• **Exercise goal**: Repeat each line exactly, leaving nothing out.

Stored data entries
---

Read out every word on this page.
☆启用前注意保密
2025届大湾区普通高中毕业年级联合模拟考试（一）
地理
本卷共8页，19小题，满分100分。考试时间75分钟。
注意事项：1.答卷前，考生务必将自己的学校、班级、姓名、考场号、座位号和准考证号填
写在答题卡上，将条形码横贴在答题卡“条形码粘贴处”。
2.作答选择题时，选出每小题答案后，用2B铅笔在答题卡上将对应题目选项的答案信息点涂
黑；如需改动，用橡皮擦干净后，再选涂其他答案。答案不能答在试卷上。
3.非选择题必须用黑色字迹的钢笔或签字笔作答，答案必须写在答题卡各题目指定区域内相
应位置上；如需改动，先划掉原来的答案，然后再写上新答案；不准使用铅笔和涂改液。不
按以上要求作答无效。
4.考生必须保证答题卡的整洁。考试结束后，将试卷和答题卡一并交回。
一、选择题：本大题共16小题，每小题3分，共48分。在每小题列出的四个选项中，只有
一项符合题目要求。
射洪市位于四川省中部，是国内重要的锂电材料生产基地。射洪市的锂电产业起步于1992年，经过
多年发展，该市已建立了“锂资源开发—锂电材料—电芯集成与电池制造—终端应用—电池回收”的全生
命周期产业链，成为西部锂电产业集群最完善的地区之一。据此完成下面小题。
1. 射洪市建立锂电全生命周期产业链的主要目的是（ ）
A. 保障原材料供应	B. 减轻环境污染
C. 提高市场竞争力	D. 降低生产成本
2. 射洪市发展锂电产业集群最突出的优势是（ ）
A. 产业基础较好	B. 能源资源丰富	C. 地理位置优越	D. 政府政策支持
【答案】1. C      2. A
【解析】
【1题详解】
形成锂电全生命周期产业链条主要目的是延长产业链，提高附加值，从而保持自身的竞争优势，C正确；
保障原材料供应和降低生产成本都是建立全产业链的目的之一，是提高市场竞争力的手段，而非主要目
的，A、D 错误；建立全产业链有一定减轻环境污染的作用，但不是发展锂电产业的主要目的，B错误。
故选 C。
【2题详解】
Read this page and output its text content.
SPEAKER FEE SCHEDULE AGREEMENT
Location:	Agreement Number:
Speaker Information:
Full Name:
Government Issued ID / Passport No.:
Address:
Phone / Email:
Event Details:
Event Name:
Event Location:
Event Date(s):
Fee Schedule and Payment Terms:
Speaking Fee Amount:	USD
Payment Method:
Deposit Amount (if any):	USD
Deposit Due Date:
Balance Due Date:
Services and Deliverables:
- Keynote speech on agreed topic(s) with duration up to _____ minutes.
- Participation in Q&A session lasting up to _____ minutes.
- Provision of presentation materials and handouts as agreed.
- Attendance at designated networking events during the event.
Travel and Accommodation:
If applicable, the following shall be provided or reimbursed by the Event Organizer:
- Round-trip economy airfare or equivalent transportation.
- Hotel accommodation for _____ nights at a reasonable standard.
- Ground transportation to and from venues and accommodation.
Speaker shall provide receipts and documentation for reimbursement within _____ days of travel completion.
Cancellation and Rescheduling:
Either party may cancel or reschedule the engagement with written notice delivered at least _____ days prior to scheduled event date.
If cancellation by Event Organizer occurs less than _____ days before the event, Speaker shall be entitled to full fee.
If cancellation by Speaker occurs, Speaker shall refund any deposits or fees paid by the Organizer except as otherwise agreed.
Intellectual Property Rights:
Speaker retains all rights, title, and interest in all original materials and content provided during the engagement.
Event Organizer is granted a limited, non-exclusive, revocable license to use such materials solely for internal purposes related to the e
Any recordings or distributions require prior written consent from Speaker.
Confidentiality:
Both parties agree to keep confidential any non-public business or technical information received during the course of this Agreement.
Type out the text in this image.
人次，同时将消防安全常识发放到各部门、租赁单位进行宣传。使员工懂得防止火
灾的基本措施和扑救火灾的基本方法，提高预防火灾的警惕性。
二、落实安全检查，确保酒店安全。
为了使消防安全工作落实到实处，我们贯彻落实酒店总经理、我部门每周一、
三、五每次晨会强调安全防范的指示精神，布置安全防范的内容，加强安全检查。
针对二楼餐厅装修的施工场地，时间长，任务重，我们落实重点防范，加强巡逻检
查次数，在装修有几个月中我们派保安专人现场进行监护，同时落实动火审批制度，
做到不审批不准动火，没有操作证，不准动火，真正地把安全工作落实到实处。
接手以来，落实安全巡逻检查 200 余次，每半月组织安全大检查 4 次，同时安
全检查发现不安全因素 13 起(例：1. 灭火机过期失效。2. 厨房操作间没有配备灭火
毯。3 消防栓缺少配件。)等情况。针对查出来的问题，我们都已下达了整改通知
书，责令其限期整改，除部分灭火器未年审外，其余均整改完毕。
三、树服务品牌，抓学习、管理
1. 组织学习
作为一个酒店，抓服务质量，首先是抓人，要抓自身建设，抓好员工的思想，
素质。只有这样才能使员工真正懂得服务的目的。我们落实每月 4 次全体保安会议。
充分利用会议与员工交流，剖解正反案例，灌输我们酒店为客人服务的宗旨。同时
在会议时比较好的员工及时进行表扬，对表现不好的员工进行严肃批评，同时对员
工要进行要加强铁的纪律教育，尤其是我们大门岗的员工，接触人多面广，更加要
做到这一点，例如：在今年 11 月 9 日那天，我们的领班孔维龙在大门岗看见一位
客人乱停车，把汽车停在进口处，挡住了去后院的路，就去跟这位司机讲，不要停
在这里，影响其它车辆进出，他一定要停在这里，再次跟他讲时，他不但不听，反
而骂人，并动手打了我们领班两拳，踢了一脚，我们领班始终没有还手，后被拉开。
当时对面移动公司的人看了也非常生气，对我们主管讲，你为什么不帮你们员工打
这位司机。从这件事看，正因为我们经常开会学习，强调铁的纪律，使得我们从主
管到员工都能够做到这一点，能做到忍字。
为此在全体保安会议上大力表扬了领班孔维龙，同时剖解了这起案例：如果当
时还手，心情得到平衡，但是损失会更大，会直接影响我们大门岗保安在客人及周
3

---

• **Correct output**:
Read out every word on this page.
☆启用前注意保密
2025届大湾区普通高中毕业年级联合模拟考试（一）
地理
本卷共8页，19小题，满分100分。考试时间75分钟。
注意事项：1.答卷前，考生务必将自己的学校、班级、姓名、考场号、座位号和准考证号填
写在答题卡上，将条形码横贴在答题卡“条形码粘贴处”。
2.作答选择题时，选出每小题答案后，用2B铅笔在答题卡上将对应题目选项的答案信息点涂
黑；如需改动，用橡皮擦干净后，再选涂其他答案。答案不能答在试卷上。
3.非选择题必须用黑色字迹的钢笔或签字笔作答，答案必须写在答题卡各题目指定区域内相
应位置上；如需改动，先划掉原来的答案，然后再写上新答案；不准使用铅笔和涂改液。不
按以上要求作答无效。
4.考生必须保证答题卡的整洁。考试结束后，将试卷和答题卡一并交回。
一、选择题：本大题共16小题，每小题3分，共48分。在每小题列出的四个选项中，只有
一项符合题目要求。
射洪市位于四川省中部，是国内重要的锂电材料生产基地。射洪市的锂电产业起步于1992年，经过
多年发展，该市已建立了“锂资源开发—锂电材料—电芯集成与电池制造—终端应用—电池回收”的全生
命周期产业链，成为西部锂电产业集群最完善的地区之一。据此完成下面小题。
1. 射洪市建立锂电全生命周期产业链的主要目的是（ ）
A. 保障原材料供应	B. 减轻环境污染
C. 提高市场竞争力	D. 降低生产成本
2. 射洪市发展锂电产业集群最突出的优势是（ ）
A. 产业基础较好	B. 能源资源丰富	C. 地理位置优越	D. 政府政策支持
【答案】1. C      2. A
【解析】
【1题详解】
形成锂电全生命周期产业链条主要目的是延长产业链，提高附加值，从而保持自身的竞争优势，C正确；
保障原材料供应和降低生产成本都是建立全产业链的目的之一，是提高市场竞争力的手段，而非主要目
的，A、D 错误；建立全产业链有一定减轻环境污染的作用，但不是发展锂电产业的主要目的，B错误。
故选 C。
【2题详解】
Read this page and output its text content.
SPEAKER FEE SCHEDULE AGREEMENT
Location:	Agreement Number:
Speaker Information:
Full Name:
Government Issued ID / Passport No.:
Address:
Phone / Email:
Event Details:
Event Name:
Event Location:
Event Date(s):
Fee Schedule and Payment Terms:
Speaking Fee Amount:	USD
Payment Method:
Deposit Amount (if any):	USD
Deposit Due Date:
Balance Due Date:
Services and Deliverables:
- Keynote speech on agreed topic(s) with duration up to _____ minutes.
- Participation in Q&A session lasting up to _____ minutes.
- Provision of presentation materials and handouts as agreed.
- Attendance at designated networking events during the event.
Travel and Accommodation:
If applicable, the following shall be provided or reimbursed by the Event Organizer:
- Round-trip economy airfare or equivalent transportation.
- Hotel accommodation for _____ nights at a reasonable standard.
- Ground transportation to and from venues and accommodation.
Speaker shall provide receipts and documentation for reimbursement within _____ days of travel completion.
Cancellation and Rescheduling:
Either party may cancel or reschedule the engagement with written notice delivered at least _____ days prior to scheduled event date.
If cancellation by Event Organizer occurs less than _____ days before the event, Speaker shall be entitled to full fee.
If cancellation by Speaker occurs, Speaker shall refund any deposits or fees paid by the Organizer except as otherwise agreed.
Intellectual Property Rights:
Speaker retains all rights, title, and interest in all original materials and content provided during the engagement.
Event Organizer is granted a limited, non-exclusive, revocable license to use such materials solely for internal purposes related to the e
Any recordings or distributions require prior written consent from Speaker.
Confidentiality:
Both parties agree to keep confidential any non-public business or technical information received during the course of this Agreement.
Type out the text in this image.
人次，同时将消防安全常识发放到各部门、租赁单位进行宣传。使员工懂得防止火
灾的基本措施和扑救火灾的基本方法，提高预防火灾的警惕性。
二、落实安全检查，确保酒店安全。
为了使消防安全工作落实到实处，我们贯彻落实酒店总经理、我部门每周一、
三、五每次晨会强调安全防范的指示精神，布置安全防范的内容，加强安全检查。
针对二楼餐厅装修的施工场地，时间长，任务重，我们落实重点防范，加强巡逻检
查次数，在装修有几个月中我们派保安专人现场进行监护，同时落实动火审批制度，
做到不审批不准动火，没有操作证，不准动火，真正地把安全工作落实到实处。
接手以来，落实安全巡逻检查 200 余次，每半月组织安全大检查 4 次，同时安
全检查发现不安全因素 13 起(例：1. 灭火机过期失效。2. 厨房操作间没有配备灭火
毯。3 消防栓缺少配件。)等情况。针对查出来的问题，我们都已下达了整改通知
书，责令其限期整改，除部分灭火器未年审外，其余均整改完毕。
三、树服务品牌，抓学习、管理
1. 组织学习
作为一个酒店，抓服务质量，首先是抓人，要抓自身建设，抓好员工的思想，
素质。只有这样才能使员工真正懂得服务的目的。我们落实每月 4 次全体保安会议。
充分利用会议与员工交流，剖解正反案例，灌输我们酒店为客人服务的宗旨。同时
在会议时比较好的员工及时进行表扬，对表现不好的员工进行严肃批评，同时对员
工要进行要加强铁的纪律教育，尤其是我们大门岗的员工，接触人多面广，更加要
做到这一点，例如：在今年 11 月 9 日那天，我们的领班孔维龙在大门岗看见一位
客人乱停车，把汽车停在进口处，挡住了去后院的路，就去跟这位司机讲，不要停
在这里，影响其它车辆进出，他一定要停在这里，再次跟他讲时，他不但不听，反
而骂人，并动手打了我们领班两拳，踢了一脚，我们领班始终没有还手，后被拉开。
当时对面移动公司的人看了也非常生气，对我们主管讲，你为什么不帮你们员工打
这位司机。从这件事看，正因为我们经常开会学习，强调铁的纪律，使得我们从主
管到员工都能够做到这一点，能做到忍字。
为此在全体保安会议上大力表扬了领班孔维龙，同时剖解了这起案例：如果当
时还手，心情得到平衡，但是损失会更大，会直接影响我们大门岗保安在客人及周
3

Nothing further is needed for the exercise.